**EXERCISE TASK**. Find the word "JSON" in the listing; pull out each line holding it.

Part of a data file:
+-------+

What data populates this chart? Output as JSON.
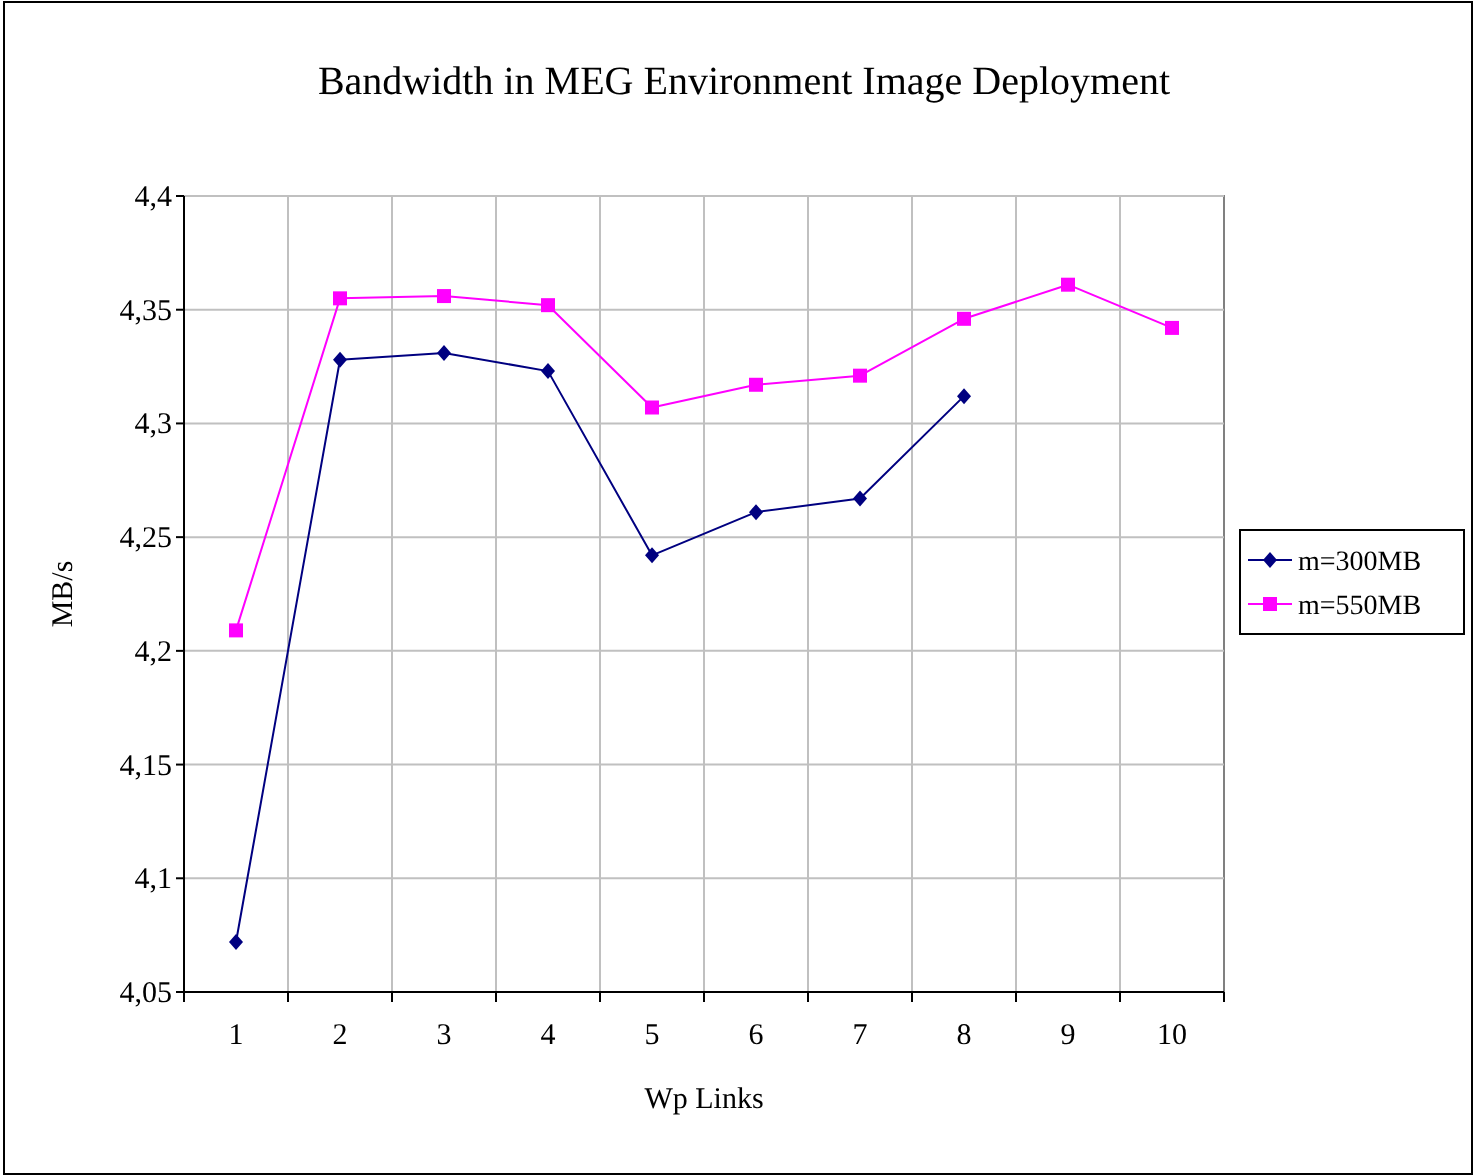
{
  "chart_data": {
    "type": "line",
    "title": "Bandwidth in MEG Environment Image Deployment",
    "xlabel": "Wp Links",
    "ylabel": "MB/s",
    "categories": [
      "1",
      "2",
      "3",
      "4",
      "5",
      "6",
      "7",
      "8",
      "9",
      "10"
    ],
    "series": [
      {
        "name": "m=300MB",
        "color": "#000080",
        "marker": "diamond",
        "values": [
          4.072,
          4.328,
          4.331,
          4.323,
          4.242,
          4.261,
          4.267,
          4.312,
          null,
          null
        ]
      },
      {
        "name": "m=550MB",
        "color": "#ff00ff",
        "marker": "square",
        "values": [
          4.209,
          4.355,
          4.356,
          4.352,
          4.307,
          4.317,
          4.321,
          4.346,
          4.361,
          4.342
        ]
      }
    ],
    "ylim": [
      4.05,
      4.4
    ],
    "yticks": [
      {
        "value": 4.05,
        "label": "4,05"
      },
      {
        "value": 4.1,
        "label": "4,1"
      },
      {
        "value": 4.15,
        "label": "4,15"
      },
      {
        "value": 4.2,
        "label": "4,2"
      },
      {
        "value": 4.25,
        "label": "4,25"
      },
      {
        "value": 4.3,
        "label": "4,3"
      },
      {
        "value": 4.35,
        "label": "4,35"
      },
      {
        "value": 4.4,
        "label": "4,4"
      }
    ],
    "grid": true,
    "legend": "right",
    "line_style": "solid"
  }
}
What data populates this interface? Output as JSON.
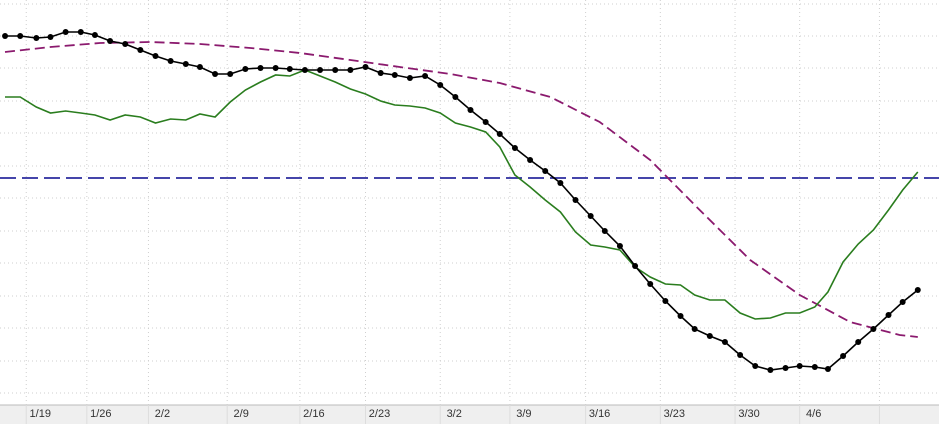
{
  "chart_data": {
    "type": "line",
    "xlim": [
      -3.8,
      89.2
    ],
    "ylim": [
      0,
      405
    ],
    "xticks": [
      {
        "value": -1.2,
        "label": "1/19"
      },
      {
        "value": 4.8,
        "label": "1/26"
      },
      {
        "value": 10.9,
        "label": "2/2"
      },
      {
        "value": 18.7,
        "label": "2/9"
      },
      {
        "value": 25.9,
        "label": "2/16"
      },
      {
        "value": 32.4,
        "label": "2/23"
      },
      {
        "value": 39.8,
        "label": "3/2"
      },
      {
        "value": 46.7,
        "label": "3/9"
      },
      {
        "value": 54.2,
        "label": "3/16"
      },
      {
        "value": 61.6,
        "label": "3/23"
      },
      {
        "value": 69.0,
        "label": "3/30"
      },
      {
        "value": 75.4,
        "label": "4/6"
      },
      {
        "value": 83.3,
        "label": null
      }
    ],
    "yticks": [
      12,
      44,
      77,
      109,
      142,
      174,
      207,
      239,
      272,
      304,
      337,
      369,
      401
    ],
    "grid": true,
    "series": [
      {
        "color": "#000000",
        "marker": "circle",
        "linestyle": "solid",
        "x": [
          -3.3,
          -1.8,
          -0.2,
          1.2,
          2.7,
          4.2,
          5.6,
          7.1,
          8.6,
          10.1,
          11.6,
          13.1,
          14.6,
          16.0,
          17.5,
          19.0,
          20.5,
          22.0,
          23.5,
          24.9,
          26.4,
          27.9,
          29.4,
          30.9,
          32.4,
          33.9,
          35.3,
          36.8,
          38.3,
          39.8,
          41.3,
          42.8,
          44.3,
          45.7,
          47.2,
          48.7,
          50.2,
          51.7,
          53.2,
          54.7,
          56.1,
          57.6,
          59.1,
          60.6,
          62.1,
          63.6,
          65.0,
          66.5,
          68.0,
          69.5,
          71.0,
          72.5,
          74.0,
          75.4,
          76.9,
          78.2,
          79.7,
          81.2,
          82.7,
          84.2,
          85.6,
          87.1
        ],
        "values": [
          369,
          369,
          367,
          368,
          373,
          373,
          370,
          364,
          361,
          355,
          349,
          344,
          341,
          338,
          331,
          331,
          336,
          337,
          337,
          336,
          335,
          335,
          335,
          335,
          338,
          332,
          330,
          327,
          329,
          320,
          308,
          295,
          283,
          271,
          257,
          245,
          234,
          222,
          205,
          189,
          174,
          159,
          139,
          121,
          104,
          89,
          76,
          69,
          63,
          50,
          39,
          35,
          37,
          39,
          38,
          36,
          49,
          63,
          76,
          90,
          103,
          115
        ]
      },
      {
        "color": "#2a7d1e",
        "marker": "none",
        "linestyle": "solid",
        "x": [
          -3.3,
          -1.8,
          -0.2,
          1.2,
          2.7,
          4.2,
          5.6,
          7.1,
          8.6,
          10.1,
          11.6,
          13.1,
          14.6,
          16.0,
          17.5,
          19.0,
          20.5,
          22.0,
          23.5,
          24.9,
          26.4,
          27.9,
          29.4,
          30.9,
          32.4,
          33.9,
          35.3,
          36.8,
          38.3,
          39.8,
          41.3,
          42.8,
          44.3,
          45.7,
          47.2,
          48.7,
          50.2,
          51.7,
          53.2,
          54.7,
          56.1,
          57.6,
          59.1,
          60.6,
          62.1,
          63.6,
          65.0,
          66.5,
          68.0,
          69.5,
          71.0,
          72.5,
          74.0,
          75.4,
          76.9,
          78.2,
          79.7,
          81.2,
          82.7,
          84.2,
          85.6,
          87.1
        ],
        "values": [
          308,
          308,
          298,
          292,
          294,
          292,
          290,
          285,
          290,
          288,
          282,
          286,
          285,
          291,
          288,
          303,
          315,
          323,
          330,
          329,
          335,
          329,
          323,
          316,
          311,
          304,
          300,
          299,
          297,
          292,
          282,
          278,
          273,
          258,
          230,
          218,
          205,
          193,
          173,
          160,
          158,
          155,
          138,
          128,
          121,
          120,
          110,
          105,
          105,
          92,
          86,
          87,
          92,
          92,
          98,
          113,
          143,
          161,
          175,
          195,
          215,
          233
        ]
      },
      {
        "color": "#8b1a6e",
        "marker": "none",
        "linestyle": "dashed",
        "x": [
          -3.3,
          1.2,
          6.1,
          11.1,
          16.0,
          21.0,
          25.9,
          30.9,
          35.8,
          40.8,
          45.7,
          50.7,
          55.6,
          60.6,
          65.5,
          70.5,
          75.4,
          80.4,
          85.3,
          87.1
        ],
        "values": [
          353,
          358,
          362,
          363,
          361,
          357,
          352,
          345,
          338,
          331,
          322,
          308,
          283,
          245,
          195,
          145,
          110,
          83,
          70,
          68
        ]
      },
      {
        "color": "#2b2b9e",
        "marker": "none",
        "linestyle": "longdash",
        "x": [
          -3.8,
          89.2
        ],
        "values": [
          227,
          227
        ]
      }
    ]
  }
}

+-------+

**RESULT FOR THIS EXERCISE**.
What data populates this chart? Output as JSON.
What data populates this interface? Output as JSON.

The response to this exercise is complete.